§ Data extract:
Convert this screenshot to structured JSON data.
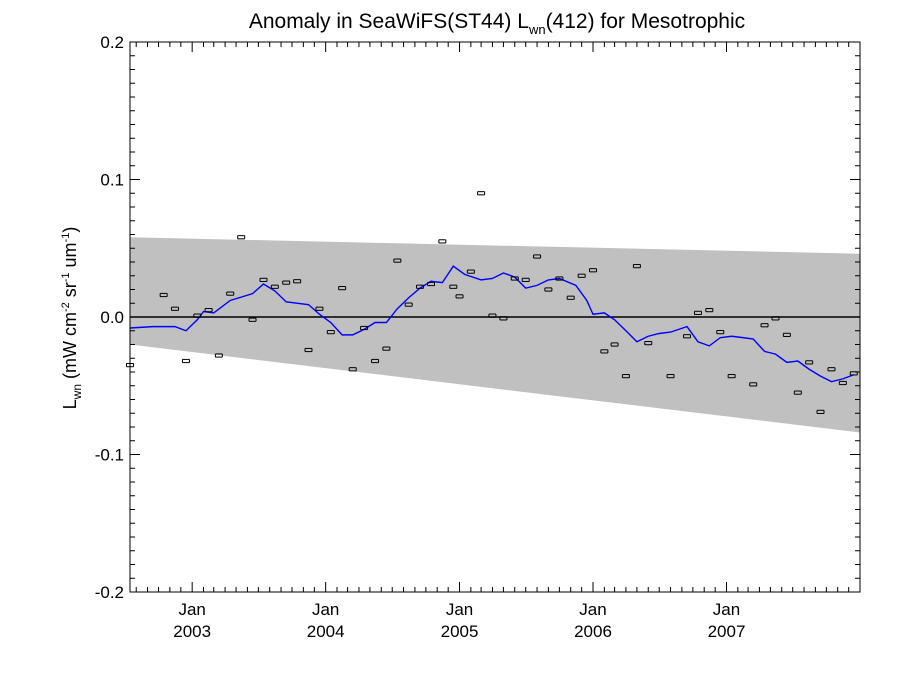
{
  "chart_data": {
    "type": "scatter",
    "title": "Anomaly in SeaWiFS(ST44) L",
    "title_sub": "wn",
    "title_suffix": "(412) for Mesotrophic",
    "ylabel": {
      "base": "L",
      "base_sub": "wn",
      "units_open": " (mW cm",
      "sup1": "-2",
      "mid1": " sr",
      "sup2": "-1",
      "mid2": " um",
      "sup3": "-1",
      "units_close": ")"
    },
    "xlabel": "",
    "xlim": [
      "2002-07-15",
      "2008-01-01"
    ],
    "ylim": [
      -0.2,
      0.2
    ],
    "grid": false,
    "legend": "none",
    "x_ticks": [
      {
        "date": "2003-01-01",
        "label_top": "Jan",
        "label_bottom": "2003"
      },
      {
        "date": "2004-01-01",
        "label_top": "Jan",
        "label_bottom": "2004"
      },
      {
        "date": "2005-01-01",
        "label_top": "Jan",
        "label_bottom": "2005"
      },
      {
        "date": "2006-01-01",
        "label_top": "Jan",
        "label_bottom": "2006"
      },
      {
        "date": "2007-01-01",
        "label_top": "Jan",
        "label_bottom": "2007"
      }
    ],
    "y_ticks": [
      {
        "value": 0.2,
        "label": "0.2"
      },
      {
        "value": 0.1,
        "label": "0.1"
      },
      {
        "value": 0.0,
        "label": "0.0"
      },
      {
        "value": -0.1,
        "label": "-0.1"
      },
      {
        "value": -0.2,
        "label": "-0.2"
      }
    ],
    "envelope": {
      "upper": [
        [
          "2002-07-15",
          0.058
        ],
        [
          "2008-01-01",
          0.046
        ]
      ],
      "lower": [
        [
          "2002-07-15",
          -0.02
        ],
        [
          "2008-01-01",
          -0.084
        ]
      ],
      "color": "#c0c0c0"
    },
    "zero_line": 0.0,
    "colors": {
      "points": "#000000",
      "running_mean": "#0000ff",
      "envelope": "#c0c0c0"
    },
    "series": [
      {
        "kind": "points",
        "points": [
          [
            "2002-07-15",
            -0.035
          ],
          [
            "2002-10-15",
            0.016
          ],
          [
            "2002-11-15",
            0.006
          ],
          [
            "2002-12-15",
            -0.032
          ],
          [
            "2003-01-15",
            0.001
          ],
          [
            "2003-02-15",
            0.005
          ],
          [
            "2003-03-15",
            -0.028
          ],
          [
            "2003-04-15",
            0.017
          ],
          [
            "2003-05-15",
            0.058
          ],
          [
            "2003-06-15",
            -0.002
          ],
          [
            "2003-07-15",
            0.027
          ],
          [
            "2003-08-15",
            0.022
          ],
          [
            "2003-09-15",
            0.025
          ],
          [
            "2003-10-15",
            0.026
          ],
          [
            "2003-11-15",
            -0.024
          ],
          [
            "2003-12-15",
            0.006
          ],
          [
            "2004-01-15",
            -0.011
          ],
          [
            "2004-02-15",
            0.021
          ],
          [
            "2004-03-15",
            -0.038
          ],
          [
            "2004-04-15",
            -0.008
          ],
          [
            "2004-05-15",
            -0.032
          ],
          [
            "2004-06-15",
            -0.023
          ],
          [
            "2004-07-15",
            0.041
          ],
          [
            "2004-08-15",
            0.009
          ],
          [
            "2004-09-15",
            0.022
          ],
          [
            "2004-10-15",
            0.024
          ],
          [
            "2004-11-15",
            0.055
          ],
          [
            "2004-12-15",
            0.022
          ],
          [
            "2005-01-01",
            0.015
          ],
          [
            "2005-02-01",
            0.033
          ],
          [
            "2005-03-01",
            0.09
          ],
          [
            "2005-04-01",
            0.001
          ],
          [
            "2005-05-01",
            -0.001
          ],
          [
            "2005-06-01",
            0.028
          ],
          [
            "2005-07-01",
            0.027
          ],
          [
            "2005-08-01",
            0.044
          ],
          [
            "2005-09-01",
            0.02
          ],
          [
            "2005-10-01",
            0.028
          ],
          [
            "2005-11-01",
            0.014
          ],
          [
            "2005-12-01",
            0.03
          ],
          [
            "2006-01-01",
            0.034
          ],
          [
            "2006-02-01",
            -0.025
          ],
          [
            "2006-03-01",
            -0.02
          ],
          [
            "2006-04-01",
            -0.043
          ],
          [
            "2006-05-01",
            0.037
          ],
          [
            "2006-06-01",
            -0.019
          ],
          [
            "2006-08-01",
            -0.043
          ],
          [
            "2006-09-15",
            -0.014
          ],
          [
            "2006-10-15",
            0.003
          ],
          [
            "2006-11-15",
            0.005
          ],
          [
            "2006-12-15",
            -0.011
          ],
          [
            "2007-01-15",
            -0.043
          ],
          [
            "2007-03-15",
            -0.049
          ],
          [
            "2007-04-15",
            -0.006
          ],
          [
            "2007-05-15",
            -0.001
          ],
          [
            "2007-06-15",
            -0.013
          ],
          [
            "2007-07-15",
            -0.055
          ],
          [
            "2007-08-15",
            -0.033
          ],
          [
            "2007-09-15",
            -0.069
          ],
          [
            "2007-10-15",
            -0.038
          ],
          [
            "2007-11-15",
            -0.048
          ],
          [
            "2007-12-15",
            -0.041
          ]
        ]
      },
      {
        "kind": "line",
        "points": [
          [
            "2002-07-15",
            -0.008
          ],
          [
            "2002-09-15",
            -0.007
          ],
          [
            "2002-11-15",
            -0.007
          ],
          [
            "2002-12-15",
            -0.01
          ],
          [
            "2003-01-15",
            -0.002
          ],
          [
            "2003-02-01",
            0.004
          ],
          [
            "2003-03-01",
            0.003
          ],
          [
            "2003-04-15",
            0.012
          ],
          [
            "2003-06-15",
            0.017
          ],
          [
            "2003-07-15",
            0.024
          ],
          [
            "2003-08-15",
            0.019
          ],
          [
            "2003-09-15",
            0.011
          ],
          [
            "2003-11-15",
            0.009
          ],
          [
            "2003-12-15",
            0.002
          ],
          [
            "2004-01-15",
            -0.004
          ],
          [
            "2004-02-15",
            -0.013
          ],
          [
            "2004-03-15",
            -0.013
          ],
          [
            "2004-04-15",
            -0.009
          ],
          [
            "2004-05-15",
            -0.004
          ],
          [
            "2004-06-15",
            -0.004
          ],
          [
            "2004-07-15",
            0.006
          ],
          [
            "2004-08-15",
            0.014
          ],
          [
            "2004-09-15",
            0.021
          ],
          [
            "2004-10-15",
            0.026
          ],
          [
            "2004-11-15",
            0.025
          ],
          [
            "2004-12-15",
            0.037
          ],
          [
            "2005-01-15",
            0.031
          ],
          [
            "2005-03-01",
            0.027
          ],
          [
            "2005-04-01",
            0.028
          ],
          [
            "2005-05-01",
            0.032
          ],
          [
            "2005-06-01",
            0.029
          ],
          [
            "2005-07-01",
            0.021
          ],
          [
            "2005-08-01",
            0.023
          ],
          [
            "2005-09-01",
            0.027
          ],
          [
            "2005-10-01",
            0.028
          ],
          [
            "2005-11-15",
            0.023
          ],
          [
            "2005-12-15",
            0.012
          ],
          [
            "2006-01-01",
            0.002
          ],
          [
            "2006-02-01",
            0.003
          ],
          [
            "2006-03-01",
            -0.002
          ],
          [
            "2006-04-01",
            -0.01
          ],
          [
            "2006-05-01",
            -0.018
          ],
          [
            "2006-06-01",
            -0.014
          ],
          [
            "2006-07-01",
            -0.012
          ],
          [
            "2006-08-01",
            -0.011
          ],
          [
            "2006-09-15",
            -0.007
          ],
          [
            "2006-10-15",
            -0.018
          ],
          [
            "2006-11-15",
            -0.021
          ],
          [
            "2006-12-15",
            -0.015
          ],
          [
            "2007-01-15",
            -0.014
          ],
          [
            "2007-02-15",
            -0.015
          ],
          [
            "2007-03-15",
            -0.016
          ],
          [
            "2007-04-15",
            -0.025
          ],
          [
            "2007-05-15",
            -0.027
          ],
          [
            "2007-06-15",
            -0.033
          ],
          [
            "2007-07-15",
            -0.032
          ],
          [
            "2007-08-15",
            -0.038
          ],
          [
            "2007-09-15",
            -0.043
          ],
          [
            "2007-10-15",
            -0.047
          ],
          [
            "2007-11-15",
            -0.045
          ],
          [
            "2007-12-15",
            -0.042
          ]
        ]
      }
    ]
  }
}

§ Written problem: Return each line among the entries that holds the word "value".

§ Solution below:
        "value": 0.2,
        "value": 0.1,
        "value": 0.0,
        "value": -0.1,
        "value": -0.2,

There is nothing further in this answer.